◆ Task ◆
Using the listing below, extract each line that has the word "Ханкишиев" in it.
>>>
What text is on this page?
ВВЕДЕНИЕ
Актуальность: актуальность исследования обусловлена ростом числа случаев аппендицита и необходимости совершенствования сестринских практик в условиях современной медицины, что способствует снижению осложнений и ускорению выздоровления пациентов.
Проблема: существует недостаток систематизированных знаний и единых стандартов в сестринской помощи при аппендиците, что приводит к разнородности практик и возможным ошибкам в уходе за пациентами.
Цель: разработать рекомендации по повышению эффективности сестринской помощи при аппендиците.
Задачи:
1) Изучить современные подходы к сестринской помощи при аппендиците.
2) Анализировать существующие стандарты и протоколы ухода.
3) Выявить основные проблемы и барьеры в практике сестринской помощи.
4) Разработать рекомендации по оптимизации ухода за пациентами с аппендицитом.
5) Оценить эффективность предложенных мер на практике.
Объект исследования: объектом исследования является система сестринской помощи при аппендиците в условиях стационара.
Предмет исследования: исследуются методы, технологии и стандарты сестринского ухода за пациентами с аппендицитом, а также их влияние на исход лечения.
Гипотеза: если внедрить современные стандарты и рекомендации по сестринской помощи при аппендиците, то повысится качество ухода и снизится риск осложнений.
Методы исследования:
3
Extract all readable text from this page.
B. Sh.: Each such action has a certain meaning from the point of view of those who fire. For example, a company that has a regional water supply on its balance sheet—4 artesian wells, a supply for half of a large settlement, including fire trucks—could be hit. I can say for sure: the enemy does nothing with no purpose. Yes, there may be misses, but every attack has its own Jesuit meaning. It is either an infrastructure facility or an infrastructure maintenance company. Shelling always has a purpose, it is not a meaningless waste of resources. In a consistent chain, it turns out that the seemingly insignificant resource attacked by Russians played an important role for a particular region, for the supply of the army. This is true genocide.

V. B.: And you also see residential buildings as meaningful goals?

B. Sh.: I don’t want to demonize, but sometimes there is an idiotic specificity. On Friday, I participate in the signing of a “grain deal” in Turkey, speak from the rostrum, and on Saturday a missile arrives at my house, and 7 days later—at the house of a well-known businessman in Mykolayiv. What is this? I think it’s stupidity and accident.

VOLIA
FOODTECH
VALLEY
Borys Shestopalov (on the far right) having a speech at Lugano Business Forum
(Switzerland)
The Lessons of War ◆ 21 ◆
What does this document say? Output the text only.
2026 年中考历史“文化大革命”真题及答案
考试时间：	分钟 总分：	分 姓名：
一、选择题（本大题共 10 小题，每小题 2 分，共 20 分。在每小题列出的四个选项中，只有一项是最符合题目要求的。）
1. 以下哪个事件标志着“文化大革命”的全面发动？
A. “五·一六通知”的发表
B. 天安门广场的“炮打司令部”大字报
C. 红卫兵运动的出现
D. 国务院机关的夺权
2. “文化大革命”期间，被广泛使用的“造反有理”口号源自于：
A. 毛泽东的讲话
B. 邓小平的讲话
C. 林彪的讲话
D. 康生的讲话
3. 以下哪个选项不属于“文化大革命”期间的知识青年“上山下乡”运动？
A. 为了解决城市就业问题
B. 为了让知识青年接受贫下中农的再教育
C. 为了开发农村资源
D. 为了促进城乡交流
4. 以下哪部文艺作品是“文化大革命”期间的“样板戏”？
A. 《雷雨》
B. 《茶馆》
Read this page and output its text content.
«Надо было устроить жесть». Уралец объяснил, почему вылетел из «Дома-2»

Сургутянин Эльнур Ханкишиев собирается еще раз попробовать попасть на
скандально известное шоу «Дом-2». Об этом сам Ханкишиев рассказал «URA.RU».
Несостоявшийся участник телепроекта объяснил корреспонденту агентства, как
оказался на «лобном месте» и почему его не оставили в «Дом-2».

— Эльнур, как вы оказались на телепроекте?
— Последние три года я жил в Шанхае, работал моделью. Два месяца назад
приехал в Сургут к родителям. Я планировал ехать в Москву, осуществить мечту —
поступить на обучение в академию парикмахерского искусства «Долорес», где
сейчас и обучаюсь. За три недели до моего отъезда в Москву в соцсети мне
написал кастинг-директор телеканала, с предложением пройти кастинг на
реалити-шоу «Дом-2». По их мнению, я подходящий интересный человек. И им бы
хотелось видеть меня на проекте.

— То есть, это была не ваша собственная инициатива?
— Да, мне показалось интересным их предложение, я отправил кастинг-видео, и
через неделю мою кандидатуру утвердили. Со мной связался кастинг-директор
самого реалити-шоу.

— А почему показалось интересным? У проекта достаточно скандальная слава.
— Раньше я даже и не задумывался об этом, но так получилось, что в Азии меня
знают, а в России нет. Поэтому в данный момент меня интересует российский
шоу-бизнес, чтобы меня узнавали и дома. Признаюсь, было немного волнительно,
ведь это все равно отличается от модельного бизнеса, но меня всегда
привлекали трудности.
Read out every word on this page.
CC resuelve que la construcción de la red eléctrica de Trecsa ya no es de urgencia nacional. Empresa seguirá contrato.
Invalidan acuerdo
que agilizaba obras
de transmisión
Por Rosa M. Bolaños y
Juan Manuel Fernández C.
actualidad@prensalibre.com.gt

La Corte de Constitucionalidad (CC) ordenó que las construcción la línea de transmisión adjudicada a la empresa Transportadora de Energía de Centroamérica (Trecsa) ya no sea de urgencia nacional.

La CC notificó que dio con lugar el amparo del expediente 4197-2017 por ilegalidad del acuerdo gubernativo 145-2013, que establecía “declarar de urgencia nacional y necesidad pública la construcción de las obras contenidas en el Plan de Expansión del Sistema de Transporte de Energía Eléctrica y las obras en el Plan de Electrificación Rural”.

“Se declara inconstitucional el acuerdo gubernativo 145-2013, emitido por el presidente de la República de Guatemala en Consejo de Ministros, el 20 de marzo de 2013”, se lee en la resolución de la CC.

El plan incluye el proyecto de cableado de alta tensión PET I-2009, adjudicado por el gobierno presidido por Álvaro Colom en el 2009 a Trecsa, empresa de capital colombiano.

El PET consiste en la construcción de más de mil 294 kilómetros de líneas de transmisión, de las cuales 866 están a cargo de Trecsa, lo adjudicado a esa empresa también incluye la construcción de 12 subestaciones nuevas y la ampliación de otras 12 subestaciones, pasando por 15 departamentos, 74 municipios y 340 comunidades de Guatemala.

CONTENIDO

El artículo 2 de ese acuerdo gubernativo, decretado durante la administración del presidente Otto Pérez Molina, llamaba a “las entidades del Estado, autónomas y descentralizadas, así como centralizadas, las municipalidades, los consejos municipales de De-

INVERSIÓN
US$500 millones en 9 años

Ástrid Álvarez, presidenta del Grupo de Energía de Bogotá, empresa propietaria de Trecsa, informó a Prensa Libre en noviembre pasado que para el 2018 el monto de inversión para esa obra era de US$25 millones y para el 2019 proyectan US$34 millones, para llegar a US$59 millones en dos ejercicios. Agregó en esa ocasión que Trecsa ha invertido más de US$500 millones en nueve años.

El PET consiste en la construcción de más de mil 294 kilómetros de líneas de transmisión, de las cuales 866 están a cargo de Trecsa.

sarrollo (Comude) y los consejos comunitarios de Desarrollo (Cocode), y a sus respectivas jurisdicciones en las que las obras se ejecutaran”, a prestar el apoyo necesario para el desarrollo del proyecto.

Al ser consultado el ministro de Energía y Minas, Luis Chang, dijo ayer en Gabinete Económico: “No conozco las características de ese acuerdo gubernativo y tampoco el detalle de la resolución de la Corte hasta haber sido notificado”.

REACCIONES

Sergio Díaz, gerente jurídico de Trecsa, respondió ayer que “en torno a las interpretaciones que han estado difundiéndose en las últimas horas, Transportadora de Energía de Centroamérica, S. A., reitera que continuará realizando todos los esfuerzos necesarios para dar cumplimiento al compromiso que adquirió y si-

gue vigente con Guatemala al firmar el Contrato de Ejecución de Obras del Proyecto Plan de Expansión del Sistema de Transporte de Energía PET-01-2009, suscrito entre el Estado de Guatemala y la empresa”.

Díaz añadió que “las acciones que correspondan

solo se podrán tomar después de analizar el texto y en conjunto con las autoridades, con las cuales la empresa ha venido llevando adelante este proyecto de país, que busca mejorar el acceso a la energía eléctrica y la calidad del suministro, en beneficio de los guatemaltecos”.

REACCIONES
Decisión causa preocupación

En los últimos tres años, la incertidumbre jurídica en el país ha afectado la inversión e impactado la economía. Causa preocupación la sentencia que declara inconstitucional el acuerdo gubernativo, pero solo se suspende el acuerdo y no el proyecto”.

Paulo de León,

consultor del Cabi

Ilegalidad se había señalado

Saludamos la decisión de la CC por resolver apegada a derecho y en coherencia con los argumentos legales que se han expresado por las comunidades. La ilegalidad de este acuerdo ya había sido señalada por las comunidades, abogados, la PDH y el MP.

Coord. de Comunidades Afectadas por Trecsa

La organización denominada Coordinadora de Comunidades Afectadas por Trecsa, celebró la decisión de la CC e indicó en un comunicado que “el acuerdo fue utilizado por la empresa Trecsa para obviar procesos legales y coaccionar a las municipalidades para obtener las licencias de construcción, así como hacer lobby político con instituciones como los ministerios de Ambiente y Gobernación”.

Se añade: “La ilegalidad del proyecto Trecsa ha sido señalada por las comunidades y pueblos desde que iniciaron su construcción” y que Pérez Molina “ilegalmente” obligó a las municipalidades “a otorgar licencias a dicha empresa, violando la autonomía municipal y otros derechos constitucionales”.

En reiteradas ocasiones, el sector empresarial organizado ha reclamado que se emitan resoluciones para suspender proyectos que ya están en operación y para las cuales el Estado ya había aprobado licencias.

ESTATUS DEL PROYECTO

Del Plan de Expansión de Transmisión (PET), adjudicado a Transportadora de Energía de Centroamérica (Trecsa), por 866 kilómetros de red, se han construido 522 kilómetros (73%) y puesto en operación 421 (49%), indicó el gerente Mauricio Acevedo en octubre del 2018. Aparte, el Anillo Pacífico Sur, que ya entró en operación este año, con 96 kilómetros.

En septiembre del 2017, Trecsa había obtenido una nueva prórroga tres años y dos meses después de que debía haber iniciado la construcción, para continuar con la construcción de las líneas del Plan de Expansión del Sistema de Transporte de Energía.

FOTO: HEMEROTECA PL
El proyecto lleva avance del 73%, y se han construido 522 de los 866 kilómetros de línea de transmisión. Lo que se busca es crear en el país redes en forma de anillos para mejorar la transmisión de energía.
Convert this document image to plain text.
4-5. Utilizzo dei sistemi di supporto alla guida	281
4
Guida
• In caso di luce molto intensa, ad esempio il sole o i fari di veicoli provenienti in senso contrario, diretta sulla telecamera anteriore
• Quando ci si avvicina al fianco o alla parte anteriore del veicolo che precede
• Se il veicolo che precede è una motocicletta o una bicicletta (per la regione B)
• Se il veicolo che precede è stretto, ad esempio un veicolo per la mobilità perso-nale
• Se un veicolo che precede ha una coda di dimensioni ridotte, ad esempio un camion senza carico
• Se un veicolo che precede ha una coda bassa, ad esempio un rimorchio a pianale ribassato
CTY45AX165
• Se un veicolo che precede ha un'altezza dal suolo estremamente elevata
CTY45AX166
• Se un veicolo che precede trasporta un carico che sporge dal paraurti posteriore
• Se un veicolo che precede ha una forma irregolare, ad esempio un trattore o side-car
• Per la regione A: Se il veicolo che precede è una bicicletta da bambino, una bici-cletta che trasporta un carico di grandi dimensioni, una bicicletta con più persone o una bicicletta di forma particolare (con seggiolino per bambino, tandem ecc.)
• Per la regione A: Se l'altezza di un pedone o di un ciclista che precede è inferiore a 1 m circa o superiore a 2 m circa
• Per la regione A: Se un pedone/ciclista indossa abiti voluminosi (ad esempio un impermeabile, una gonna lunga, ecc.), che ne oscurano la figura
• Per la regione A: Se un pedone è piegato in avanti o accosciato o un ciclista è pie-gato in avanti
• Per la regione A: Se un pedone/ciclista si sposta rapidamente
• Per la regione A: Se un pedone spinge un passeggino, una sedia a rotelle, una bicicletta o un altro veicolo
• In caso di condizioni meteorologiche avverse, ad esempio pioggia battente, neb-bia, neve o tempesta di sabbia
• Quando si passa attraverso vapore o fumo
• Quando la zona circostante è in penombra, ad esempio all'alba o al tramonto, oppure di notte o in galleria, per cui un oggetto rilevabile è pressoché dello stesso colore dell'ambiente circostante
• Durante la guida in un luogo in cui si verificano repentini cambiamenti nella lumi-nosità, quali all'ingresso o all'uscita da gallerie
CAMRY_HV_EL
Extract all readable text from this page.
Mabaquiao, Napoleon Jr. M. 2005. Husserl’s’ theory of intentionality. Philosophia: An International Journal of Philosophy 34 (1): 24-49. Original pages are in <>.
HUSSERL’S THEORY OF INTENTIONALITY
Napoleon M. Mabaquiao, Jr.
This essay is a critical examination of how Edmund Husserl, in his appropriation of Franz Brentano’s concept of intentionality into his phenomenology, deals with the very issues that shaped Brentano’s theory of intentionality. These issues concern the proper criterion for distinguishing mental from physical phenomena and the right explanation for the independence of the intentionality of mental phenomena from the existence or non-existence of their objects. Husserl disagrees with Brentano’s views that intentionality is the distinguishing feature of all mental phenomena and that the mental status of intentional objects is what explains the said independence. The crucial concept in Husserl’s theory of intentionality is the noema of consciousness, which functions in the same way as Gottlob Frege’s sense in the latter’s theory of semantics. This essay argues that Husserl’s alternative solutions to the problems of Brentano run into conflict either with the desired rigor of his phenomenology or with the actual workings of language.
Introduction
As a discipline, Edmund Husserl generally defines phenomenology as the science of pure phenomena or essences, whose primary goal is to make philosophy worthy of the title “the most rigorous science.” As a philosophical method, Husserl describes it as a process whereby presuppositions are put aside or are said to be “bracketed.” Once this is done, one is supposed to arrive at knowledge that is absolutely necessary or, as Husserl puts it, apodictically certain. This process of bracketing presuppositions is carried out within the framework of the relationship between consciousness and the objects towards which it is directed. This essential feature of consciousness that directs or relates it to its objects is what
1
<<<
◆ Finished task ◆
Сургутянин Эльнур Ханкишиев собирается еще раз попробовать попасть на
скандально известное шоу «Дом-2». Об этом сам Ханкишиев рассказал «URA.RU».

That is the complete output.